(Records)

┌──

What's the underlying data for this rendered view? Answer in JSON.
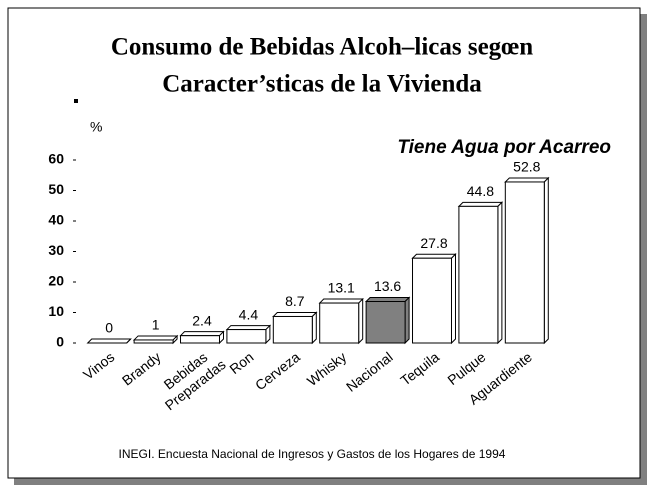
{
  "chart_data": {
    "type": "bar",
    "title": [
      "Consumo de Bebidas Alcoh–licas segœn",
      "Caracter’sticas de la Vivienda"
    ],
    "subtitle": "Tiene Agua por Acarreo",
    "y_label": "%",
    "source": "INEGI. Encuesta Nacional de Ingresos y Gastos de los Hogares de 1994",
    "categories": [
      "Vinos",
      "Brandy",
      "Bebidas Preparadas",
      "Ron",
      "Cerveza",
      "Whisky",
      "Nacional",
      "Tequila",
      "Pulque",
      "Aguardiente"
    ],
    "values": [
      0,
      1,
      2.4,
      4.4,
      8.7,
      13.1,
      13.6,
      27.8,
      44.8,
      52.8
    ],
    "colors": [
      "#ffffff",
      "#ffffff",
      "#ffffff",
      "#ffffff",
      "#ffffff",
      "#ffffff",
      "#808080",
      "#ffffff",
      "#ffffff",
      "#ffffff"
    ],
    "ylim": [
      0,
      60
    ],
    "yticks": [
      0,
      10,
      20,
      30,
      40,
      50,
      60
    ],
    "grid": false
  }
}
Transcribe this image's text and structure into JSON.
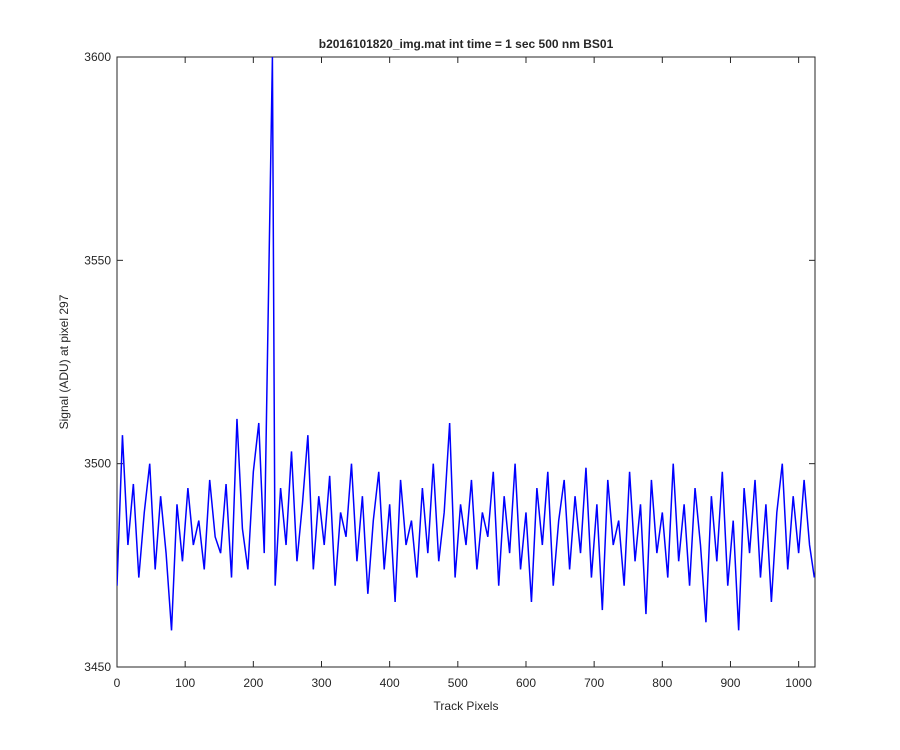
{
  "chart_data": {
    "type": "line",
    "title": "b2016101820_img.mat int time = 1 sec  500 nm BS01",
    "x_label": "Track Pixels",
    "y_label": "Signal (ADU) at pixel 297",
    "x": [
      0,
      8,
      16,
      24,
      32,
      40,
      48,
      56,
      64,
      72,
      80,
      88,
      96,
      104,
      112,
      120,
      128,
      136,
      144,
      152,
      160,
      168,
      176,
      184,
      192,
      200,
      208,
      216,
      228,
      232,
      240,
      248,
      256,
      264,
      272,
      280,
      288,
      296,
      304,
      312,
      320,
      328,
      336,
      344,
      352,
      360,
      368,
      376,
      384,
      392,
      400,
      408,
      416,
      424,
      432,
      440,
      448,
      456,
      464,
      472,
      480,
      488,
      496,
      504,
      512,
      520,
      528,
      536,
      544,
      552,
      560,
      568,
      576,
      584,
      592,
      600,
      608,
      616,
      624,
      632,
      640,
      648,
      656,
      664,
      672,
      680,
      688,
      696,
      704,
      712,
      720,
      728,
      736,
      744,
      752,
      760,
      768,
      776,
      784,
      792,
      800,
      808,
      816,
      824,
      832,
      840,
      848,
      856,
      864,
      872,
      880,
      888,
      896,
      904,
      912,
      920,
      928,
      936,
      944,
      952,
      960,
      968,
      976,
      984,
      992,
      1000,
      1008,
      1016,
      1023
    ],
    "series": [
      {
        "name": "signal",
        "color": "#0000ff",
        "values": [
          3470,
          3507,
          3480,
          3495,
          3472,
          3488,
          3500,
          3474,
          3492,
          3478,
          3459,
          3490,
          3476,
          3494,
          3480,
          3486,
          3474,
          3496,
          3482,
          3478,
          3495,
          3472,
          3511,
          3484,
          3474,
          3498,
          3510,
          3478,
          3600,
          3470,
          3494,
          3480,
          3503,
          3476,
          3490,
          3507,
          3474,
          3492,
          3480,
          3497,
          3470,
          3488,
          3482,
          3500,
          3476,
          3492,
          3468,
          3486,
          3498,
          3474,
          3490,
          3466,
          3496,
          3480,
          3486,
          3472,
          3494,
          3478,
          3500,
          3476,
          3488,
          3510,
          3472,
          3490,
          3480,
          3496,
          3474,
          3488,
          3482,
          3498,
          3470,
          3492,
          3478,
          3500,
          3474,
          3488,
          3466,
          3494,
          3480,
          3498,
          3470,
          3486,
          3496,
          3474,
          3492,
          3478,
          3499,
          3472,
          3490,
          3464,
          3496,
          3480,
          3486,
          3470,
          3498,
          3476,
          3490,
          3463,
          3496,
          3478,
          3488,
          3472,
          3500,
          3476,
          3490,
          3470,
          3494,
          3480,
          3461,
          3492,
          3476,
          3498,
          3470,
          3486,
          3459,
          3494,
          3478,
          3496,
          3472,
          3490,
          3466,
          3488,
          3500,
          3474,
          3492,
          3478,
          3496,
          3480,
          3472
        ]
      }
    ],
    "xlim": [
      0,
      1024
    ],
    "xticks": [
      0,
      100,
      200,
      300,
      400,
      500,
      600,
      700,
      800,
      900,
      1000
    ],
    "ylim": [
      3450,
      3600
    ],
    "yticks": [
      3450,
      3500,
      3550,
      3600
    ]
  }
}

└──
┌──

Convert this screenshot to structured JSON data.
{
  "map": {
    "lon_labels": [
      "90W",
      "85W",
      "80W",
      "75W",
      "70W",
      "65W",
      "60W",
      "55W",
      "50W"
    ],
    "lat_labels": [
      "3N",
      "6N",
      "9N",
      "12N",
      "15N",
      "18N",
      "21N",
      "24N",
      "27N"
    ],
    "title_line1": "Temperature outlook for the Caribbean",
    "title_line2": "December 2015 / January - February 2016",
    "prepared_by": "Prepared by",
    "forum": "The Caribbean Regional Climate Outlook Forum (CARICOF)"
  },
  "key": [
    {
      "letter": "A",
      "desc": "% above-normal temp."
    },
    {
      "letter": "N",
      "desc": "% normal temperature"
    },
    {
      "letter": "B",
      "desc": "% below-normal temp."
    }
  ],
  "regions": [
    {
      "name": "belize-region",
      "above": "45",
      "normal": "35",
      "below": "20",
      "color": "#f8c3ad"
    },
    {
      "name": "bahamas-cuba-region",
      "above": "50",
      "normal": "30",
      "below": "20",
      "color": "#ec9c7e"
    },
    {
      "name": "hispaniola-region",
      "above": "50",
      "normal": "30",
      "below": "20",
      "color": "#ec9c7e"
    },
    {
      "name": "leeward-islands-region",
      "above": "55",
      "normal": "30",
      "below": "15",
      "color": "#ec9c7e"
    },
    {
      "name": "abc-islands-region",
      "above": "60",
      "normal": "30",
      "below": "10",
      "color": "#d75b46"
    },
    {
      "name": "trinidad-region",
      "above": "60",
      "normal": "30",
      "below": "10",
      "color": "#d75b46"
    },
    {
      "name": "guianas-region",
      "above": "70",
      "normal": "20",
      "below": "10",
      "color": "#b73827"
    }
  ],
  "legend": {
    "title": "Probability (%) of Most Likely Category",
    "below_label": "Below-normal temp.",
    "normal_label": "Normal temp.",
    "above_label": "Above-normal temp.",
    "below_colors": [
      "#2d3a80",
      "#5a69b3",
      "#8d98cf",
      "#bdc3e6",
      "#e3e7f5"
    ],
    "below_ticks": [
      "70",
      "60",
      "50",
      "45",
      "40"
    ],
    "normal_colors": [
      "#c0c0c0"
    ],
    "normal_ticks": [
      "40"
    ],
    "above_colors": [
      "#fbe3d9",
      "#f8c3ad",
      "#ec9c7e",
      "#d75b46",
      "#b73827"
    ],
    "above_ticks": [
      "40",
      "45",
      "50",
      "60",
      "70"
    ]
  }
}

└──

#### YOUR TASK
In the material above, find each line that contains the word "Nacional", and select it.

#### RESPONSE TO THIS EXERCISE
    "source": "INEGI. Encuesta Nacional de Ingresos y Gastos de los Hogares de 1994",
      "Nacional",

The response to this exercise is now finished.